## ARTICLE
*****

OnDemand

Open OnDemand is a browser based single point of access for all of CCR's clusters and shared storage. OnDemand provides a graphical interface to view, edit, download, and upload files, manage and create job templates for CCR's clusters, and access interactive applications such as remote desktops to cluster nodes, as well as GUI-based software like Jupyter Lab/Notebook, Matlab, RStudio, VMD, and VSCode. All of this is done through the browser on almost any device, requires no additional software to be installed, and with minimal knowledge of Linux and job scheduler commands.

This product is an open source project developed by Ohio Supercomputer Center.

Login to CCR's OnDemand

VPN Required

Access to OnDemand is restricted to UB and Roswell Park networks (either on campus or connected to their VPN services). See here

Login to OnDemand with your CCR account. Don't have one yet? See here

First Login - Additional Steps

On first login your home directory will need to be created. Follow the instructions provided after login to initiate the creation of your home directory and SSH key pair for use on the cluster within the OnDemand terminal app. If, after completing the steps, the OnDemand dashboard does not reload, log out and back in again.

OnDemand Features

This presentation covers how to use Open OnDemand at CCR:

Dashboard

Once you have logged into OnDemand you will be redirected to the dashboard. On the dashboard, CCR displays important messages in the announcement bar at the top, our message of the day (MOTD), recently used apps, and pinned apps (popular applications organized into sections). On the right side of the dashboard you will see any currently active Interactive Sessions. Along the top are tabs for the different features offered in OnDemand.

Recently Used Apps

The Recently Used Apps section on the OnDemand dashboard is a new feature of OnDemand 3.0. This will list the last 3 applications you launched in OnDemand. When you click on one, it immediately launches a new session with the same options you last selected. This saves you time from having to select all the options repeatedly. This is a one-click easy button for re-launching desktops or interactive apps.

Quick Launch App

The Quick Launch General-Compute and Debug Desktop apps provide a one click easy button for launching a desktop session on the either the debug or general-compute partition of the UB-HPC cluster. Your job will be allocated 1 CPU, 2.8GB of RAM, and 24 hours of walltime on the general-compute partition or 1 hour for the debug partition. You can't change any of the options for these quick launch apps. If you require different settings, use the UB-HPC & Faculty Cluster Desktop app which provides many options.

Clusters (terminal window)

This provides command line access to cluster login nodes. CCR's OnDemand portal displays links for the UB-HPC and faculty clusters but these both point to the same login pool: vortex.ccr.buffalo.edu which will login you in to one of several login servers. Here you can run Linux commands as you would if you were to SSH into a login node. These login servers provide access to the shared storage and the Slurm scheduler to submit jobs to any of the clusters.

Note

The default Slurm cluster on these login nodes is ub-hpc cluster so faculty cluster users will need to specify the option "-M faculty" with all Slurm commands.

Files App

The Files App in OnDemand allows users to easily transfer files to or from their local computers, view and edit files on the CCR systems, and other basic file management tasks. Here users can access files in their home directory, as well as any project or global scratch directories they may have access to.

Warning

Do NOT transfer large files or large amounts of files using this app. File transfer is limited to the amount of memory on the OnDemand server, the number of users currently using it, and browser limitations. Please use the integrated Globus service for large file transfers.

*****

## EXTRACTED INFORMATION

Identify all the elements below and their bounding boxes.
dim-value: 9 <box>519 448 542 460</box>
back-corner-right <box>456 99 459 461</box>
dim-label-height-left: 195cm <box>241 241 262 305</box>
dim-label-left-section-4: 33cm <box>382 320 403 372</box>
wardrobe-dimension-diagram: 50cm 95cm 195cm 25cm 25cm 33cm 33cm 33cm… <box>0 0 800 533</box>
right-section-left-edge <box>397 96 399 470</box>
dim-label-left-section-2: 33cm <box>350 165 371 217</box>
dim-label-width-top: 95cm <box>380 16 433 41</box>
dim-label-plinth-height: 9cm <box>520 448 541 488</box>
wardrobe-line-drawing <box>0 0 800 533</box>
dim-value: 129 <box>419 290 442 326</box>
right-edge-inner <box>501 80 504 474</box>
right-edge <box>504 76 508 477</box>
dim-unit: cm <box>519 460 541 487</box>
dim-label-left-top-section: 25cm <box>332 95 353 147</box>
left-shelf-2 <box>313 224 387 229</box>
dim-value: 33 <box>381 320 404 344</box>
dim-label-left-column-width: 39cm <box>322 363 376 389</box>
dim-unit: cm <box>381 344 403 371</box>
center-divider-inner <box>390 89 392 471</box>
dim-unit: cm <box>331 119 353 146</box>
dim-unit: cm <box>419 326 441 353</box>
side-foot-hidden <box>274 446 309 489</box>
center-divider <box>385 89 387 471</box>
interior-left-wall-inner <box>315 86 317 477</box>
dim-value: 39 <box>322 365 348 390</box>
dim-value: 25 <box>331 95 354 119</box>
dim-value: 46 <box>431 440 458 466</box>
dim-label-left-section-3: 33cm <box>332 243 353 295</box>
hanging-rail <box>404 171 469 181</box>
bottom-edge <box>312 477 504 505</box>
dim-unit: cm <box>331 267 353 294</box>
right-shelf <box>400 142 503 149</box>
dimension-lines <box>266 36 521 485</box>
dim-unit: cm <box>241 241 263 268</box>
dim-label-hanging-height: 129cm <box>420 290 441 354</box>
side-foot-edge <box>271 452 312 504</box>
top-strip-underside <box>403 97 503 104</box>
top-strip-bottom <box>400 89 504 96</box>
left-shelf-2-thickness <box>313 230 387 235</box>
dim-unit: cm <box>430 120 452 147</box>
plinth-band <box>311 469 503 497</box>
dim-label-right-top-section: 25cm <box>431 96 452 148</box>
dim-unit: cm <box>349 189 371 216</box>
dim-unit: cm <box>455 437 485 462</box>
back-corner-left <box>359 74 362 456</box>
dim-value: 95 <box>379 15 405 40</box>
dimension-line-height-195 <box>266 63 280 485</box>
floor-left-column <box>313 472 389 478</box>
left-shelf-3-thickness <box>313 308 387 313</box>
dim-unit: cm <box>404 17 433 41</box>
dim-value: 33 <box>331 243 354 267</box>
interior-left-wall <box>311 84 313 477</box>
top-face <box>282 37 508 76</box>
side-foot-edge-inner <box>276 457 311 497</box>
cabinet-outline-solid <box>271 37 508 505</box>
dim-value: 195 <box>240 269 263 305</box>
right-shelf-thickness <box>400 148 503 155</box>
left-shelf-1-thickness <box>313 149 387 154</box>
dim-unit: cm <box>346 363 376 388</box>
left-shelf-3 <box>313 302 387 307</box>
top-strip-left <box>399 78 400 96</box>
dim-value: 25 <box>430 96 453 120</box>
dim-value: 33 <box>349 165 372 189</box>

*****

Continue the guide to CCR's OnDemand portal from where it stops, in the same style.

Under the Files tab all users will see the Home Directory option. On the systems this points to /user/username. If you have access to a shared project or global scratch directory, you will see this in the Files drop down menu. You can verify what you should have access to by viewing your active allocations in ColdFront (https://coldfront.ccr.buffalo.edu)

You can add links to OneDrive and UB Box in the Files app as well. You will need to use the command line to setup authentication with your UB Box and/or OneDrive account(s). We provide information about using rclone to do that here with an example of setting up a OneDrive link. Once this authentication is setup, you'll see the links in the OnDemand Files app. If you've done this setup after logging into OnDemand, you may need to restart the OnDemand web service to see the changes. To do so, under the Help menu click on Restart Web Server

OneDrive
Follow these instructions to complete the initial connection with OneDrive using RClone.

UB Box
Follow these instructions to complete the initial connection with UB Box using RClone.

Globus
The Globus button in the Files app provides easy access to CCR's mapped collections. Clicking the button opens a new browser window to the Globus interface and automatically opens the mapped collection associated with the directory you are currently in. For example, if you are in your home directory in the Files app and click the Globus button, you'll be placed in the UBuffalo - Center for Computational Research Home Directories mapped collection and you'll see your files. If the Globus button is greyed out, this means there is no mapped collection associated with that directory. For more information about using Globus, see here.

Interactive Apps

Interactive apps provide a way for users to launch and connect to an interactive batch job running on the cluster. Users will either connect to the compute node in a Linux desktop environment or to the application they're launching.

All the desktop and interactive apps have select menus that get pre-populated. Depending on which cluster you choose, some of the available options, like partitions and QOS, will change. The forms also pre-populate the Slurm account information based on the logged in user. It's important to note that you may see some options that you don't have access to or aren't permitted to use through the OnDemand apps. For the UB-HPC cluster, users should not select the option normal in the QOS drop down menu. You will see the class and industry partitions; however, if you do not have the class or industry QOS in your drop down menu, this means you don't have access to it. Similarly, for the Faculty cluster, users will see all the partitions listed; however, you will only have access to a partition if the associated QOS is listed in your drop down menu.

NOTE: Apps named 'LEGACY' are for use by those that need to access applications in the ccrsoft/legacy software release. These apps will be available until that software release is decommissioned in June 2024.

Scavenger Partition Warning!

Prior to using the scavenger partition, we STRONGLY recommend reading about it to understand how it works. When using the scavenger partition you are using nodes not otherwise available to you and your jobs will get cancelled when the owner of those nodes wants to use them.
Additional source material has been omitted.